**Written exercise:**
Repeat the full listing, word for word.

+++ Provided records

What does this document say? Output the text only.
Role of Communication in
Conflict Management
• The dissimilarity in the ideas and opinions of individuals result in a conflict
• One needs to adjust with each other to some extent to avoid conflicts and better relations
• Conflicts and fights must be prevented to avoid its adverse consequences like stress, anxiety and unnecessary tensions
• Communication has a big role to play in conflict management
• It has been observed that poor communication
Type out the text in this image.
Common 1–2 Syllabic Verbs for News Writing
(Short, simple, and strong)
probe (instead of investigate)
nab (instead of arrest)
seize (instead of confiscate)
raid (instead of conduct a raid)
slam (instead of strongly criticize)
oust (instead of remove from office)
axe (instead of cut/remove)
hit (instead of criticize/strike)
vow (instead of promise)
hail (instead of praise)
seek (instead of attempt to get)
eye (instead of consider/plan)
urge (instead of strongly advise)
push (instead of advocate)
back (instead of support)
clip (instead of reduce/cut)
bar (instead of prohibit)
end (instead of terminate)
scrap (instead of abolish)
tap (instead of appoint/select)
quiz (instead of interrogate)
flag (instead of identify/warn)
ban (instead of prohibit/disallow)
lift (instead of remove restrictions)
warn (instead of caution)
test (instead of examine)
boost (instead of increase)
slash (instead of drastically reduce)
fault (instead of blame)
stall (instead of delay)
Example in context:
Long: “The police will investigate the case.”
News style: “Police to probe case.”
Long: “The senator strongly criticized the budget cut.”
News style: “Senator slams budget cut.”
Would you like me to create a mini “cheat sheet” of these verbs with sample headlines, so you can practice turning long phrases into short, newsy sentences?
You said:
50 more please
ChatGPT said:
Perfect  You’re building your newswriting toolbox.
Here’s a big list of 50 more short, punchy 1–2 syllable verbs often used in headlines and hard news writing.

++++++

**Response:**
What does this document say? Output the text only.
Role of Communication in
Conflict Management
• The dissimilarity in the ideas and opinions of individuals result in a conflict
• One needs to adjust with each other to some extent to avoid conflicts and better relations
• Conflicts and fights must be prevented to avoid its adverse consequences like stress, anxiety and unnecessary tensions
• Communication has a big role to play in conflict management
• It has been observed that poor communication
Type out the text in this image.
Common 1–2 Syllabic Verbs for News Writing
(Short, simple, and strong)
probe (instead of investigate)
nab (instead of arrest)
seize (instead of confiscate)
raid (instead of conduct a raid)
slam (instead of strongly criticize)
oust (instead of remove from office)
axe (instead of cut/remove)
hit (instead of criticize/strike)
vow (instead of promise)
hail (instead of praise)
seek (instead of attempt to get)
eye (instead of consider/plan)
urge (instead of strongly advise)
push (instead of advocate)
back (instead of support)
clip (instead of reduce/cut)
bar (instead of prohibit)
end (instead of terminate)
scrap (instead of abolish)
tap (instead of appoint/select)
quiz (instead of interrogate)
flag (instead of identify/warn)
ban (instead of prohibit/disallow)
lift (instead of remove restrictions)
warn (instead of caution)
test (instead of examine)
boost (instead of increase)
slash (instead of drastically reduce)
fault (instead of blame)
stall (instead of delay)
Example in context:
Long: “The police will investigate the case.”
News style: “Police to probe case.”
Long: “The senator strongly criticized the budget cut.”
News style: “Senator slams budget cut.”
Would you like me to create a mini “cheat sheet” of these verbs with sample headlines, so you can practice turning long phrases into short, newsy sentences?
You said:
50 more please
ChatGPT said:
Perfect  You’re building your newswriting toolbox.
Here’s a big list of 50 more short, punchy 1–2 syllable verbs often used in headlines and hard news writing.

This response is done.